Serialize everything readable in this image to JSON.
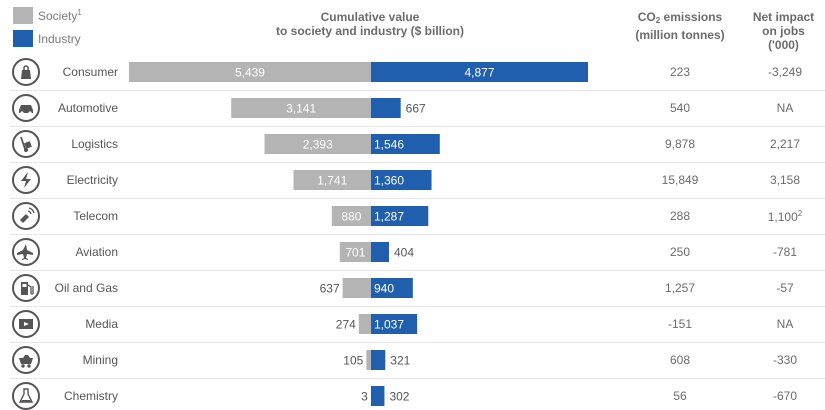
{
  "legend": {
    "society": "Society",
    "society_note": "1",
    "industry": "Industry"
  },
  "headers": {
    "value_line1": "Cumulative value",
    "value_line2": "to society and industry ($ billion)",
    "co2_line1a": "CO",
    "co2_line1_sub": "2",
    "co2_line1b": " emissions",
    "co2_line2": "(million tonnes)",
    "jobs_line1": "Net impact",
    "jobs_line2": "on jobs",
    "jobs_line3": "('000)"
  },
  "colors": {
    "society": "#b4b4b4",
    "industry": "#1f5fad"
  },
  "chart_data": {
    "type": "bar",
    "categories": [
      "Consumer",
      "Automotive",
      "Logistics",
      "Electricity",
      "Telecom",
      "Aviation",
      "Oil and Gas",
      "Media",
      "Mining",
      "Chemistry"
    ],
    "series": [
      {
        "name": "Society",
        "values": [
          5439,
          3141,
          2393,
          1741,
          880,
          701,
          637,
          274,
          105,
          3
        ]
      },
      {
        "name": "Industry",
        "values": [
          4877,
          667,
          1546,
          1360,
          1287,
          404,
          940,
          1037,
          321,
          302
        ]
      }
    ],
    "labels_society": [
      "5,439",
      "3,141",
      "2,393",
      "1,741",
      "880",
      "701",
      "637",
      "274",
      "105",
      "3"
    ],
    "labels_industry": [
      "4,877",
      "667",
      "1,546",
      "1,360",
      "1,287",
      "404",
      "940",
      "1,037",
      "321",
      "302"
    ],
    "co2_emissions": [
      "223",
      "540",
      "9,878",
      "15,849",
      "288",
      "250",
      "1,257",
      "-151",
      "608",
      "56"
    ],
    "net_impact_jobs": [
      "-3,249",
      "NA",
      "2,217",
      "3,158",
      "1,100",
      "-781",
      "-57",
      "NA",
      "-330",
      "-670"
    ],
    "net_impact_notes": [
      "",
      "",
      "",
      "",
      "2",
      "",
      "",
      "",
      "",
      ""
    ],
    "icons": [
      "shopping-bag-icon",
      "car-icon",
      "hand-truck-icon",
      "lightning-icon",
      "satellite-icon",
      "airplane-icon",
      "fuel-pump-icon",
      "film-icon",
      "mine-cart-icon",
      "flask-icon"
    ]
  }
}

+ + + +

* _What this task involves_:
Return the listing above word for word, with the pictures removed.

* _The reply_:
Serialize everything readable in this image to JSON.
{
  "legend": {
    "society": "Society",
    "society_note": "1",
    "industry": "Industry"
  },
  "headers": {
    "value_line1": "Cumulative value",
    "value_line2": "to society and industry ($ billion)",
    "co2_line1a": "CO",
    "co2_line1_sub": "2",
    "co2_line1b": " emissions",
    "co2_line2": "(million tonnes)",
    "jobs_line1": "Net impact",
    "jobs_line2": "on jobs",
    "jobs_line3": "('000)"
  },
  "colors": {
    "society": "#b4b4b4",
    "industry": "#1f5fad"
  },
  "chart_data": {
    "type": "bar",
    "categories": [
      "Consumer",
      "Automotive",
      "Logistics",
      "Electricity",
      "Telecom",
      "Aviation",
      "Oil and Gas",
      "Media",
      "Mining",
      "Chemistry"
    ],
    "series": [
      {
        "name": "Society",
        "values": [
          5439,
          3141,
          2393,
          1741,
          880,
          701,
          637,
          274,
          105,
          3
        ]
      },
      {
        "name": "Industry",
        "values": [
          4877,
          667,
          1546,
          1360,
          1287,
          404,
          940,
          1037,
          321,
          302
        ]
      }
    ],
    "labels_society": [
      "5,439",
      "3,141",
      "2,393",
      "1,741",
      "880",
      "701",
      "637",
      "274",
      "105",
      "3"
    ],
    "labels_industry": [
      "4,877",
      "667",
      "1,546",
      "1,360",
      "1,287",
      "404",
      "940",
      "1,037",
      "321",
      "302"
    ],
    "co2_emissions": [
      "223",
      "540",
      "9,878",
      "15,849",
      "288",
      "250",
      "1,257",
      "-151",
      "608",
      "56"
    ],
    "net_impact_jobs": [
      "-3,249",
      "NA",
      "2,217",
      "3,158",
      "1,100",
      "-781",
      "-57",
      "NA",
      "-330",
      "-670"
    ],
    "net_impact_notes": [
      "",
      "",
      "",
      "",
      "2",
      "",
      "",
      "",
      "",
      ""
    ],
    "icons": [
      "shopping-bag-icon",
      "car-icon",
      "hand-truck-icon",
      "lightning-icon",
      "satellite-icon",
      "airplane-icon",
      "fuel-pump-icon",
      "film-icon",
      "mine-cart-icon",
      "flask-icon"
    ]
  }
}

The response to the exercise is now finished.